[The exercise] Find every line in the records below that holds the word "Functions" and copy it.

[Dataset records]
=====

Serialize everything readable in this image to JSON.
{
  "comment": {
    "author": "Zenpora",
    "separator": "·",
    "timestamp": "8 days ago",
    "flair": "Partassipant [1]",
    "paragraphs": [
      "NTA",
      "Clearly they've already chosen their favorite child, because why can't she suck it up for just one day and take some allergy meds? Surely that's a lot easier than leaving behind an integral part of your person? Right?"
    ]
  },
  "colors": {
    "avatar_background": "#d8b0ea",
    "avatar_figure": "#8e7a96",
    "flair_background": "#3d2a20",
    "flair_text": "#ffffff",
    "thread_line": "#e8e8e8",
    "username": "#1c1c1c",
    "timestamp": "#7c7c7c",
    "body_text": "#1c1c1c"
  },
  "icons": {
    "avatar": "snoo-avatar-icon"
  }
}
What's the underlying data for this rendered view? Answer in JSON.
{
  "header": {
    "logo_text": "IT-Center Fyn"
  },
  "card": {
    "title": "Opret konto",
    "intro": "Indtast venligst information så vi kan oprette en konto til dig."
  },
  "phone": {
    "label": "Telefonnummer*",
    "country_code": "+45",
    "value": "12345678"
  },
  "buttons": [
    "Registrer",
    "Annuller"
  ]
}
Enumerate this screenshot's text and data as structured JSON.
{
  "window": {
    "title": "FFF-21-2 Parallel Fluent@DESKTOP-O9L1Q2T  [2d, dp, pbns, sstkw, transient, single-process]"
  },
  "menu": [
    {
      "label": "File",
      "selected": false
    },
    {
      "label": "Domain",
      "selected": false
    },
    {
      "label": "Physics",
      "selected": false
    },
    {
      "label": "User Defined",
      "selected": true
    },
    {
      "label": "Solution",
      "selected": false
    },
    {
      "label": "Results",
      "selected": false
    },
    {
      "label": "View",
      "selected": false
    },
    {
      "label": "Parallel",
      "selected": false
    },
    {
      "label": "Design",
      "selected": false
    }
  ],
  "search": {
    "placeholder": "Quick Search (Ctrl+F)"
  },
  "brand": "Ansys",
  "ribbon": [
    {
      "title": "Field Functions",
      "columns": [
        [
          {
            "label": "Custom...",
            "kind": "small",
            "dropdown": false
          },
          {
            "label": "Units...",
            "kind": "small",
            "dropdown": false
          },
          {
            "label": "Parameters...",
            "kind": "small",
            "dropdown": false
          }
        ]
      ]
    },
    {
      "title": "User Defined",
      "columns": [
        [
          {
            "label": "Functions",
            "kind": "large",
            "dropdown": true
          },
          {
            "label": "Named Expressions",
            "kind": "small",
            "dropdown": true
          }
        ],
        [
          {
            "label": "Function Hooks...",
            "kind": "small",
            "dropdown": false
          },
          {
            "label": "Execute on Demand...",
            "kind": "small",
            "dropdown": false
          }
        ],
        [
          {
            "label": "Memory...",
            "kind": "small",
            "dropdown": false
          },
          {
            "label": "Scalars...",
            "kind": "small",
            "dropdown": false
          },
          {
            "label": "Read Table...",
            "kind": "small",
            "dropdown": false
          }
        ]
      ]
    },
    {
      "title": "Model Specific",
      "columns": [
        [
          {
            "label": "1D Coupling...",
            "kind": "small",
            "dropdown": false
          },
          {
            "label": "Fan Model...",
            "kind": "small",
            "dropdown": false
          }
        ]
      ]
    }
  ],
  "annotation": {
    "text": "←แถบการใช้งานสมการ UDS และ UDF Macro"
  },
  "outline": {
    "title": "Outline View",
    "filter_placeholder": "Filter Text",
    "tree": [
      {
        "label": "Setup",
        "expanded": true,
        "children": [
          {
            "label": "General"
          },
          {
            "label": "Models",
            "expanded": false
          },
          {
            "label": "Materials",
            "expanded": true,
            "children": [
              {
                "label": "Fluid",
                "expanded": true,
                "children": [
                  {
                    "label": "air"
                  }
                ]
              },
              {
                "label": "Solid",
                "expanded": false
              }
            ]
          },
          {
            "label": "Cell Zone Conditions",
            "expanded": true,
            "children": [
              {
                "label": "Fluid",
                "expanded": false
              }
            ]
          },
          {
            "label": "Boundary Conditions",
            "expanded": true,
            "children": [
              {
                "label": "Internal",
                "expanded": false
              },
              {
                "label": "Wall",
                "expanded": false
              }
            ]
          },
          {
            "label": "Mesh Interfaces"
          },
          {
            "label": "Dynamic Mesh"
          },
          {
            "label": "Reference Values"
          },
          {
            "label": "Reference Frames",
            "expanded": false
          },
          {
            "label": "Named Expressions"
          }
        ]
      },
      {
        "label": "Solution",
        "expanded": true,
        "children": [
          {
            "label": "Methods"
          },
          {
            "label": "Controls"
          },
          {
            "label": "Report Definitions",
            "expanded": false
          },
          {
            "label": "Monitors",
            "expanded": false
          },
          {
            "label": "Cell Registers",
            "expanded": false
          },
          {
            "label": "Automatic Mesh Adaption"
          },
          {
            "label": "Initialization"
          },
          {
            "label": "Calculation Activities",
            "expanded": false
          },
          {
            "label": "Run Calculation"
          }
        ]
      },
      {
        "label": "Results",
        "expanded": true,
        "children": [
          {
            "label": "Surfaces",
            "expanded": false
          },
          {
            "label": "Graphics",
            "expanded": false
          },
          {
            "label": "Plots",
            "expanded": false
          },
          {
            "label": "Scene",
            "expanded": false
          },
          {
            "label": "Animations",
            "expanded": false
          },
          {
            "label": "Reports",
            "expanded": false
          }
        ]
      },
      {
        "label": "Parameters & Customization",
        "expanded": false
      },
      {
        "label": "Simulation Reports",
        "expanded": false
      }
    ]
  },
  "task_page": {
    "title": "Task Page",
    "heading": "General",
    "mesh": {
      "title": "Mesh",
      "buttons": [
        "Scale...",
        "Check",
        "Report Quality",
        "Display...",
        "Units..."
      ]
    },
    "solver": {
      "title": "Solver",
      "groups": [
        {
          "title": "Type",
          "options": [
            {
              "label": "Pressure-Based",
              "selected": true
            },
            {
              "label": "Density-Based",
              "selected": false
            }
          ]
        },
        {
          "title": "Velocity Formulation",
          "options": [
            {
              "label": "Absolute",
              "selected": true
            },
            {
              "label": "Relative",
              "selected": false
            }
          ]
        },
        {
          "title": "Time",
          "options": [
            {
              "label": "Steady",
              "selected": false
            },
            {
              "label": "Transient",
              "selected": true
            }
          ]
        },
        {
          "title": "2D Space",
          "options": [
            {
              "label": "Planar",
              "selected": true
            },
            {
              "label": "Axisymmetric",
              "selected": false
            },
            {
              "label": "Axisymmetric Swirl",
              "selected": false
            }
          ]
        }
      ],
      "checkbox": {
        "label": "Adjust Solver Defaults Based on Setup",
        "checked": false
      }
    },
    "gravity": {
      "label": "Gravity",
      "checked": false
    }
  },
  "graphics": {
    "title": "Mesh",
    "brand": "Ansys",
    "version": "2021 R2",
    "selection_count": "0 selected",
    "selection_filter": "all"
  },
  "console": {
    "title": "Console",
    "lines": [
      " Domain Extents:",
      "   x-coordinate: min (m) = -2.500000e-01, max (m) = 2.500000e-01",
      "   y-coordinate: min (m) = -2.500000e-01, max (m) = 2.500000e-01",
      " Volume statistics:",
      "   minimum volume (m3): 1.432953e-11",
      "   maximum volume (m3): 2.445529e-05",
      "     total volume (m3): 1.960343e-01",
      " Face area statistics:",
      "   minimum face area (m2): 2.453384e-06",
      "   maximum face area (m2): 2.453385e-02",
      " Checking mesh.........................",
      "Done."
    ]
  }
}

=====

[Answer to the task]
      "title": "Field Functions",
            "label": "Functions",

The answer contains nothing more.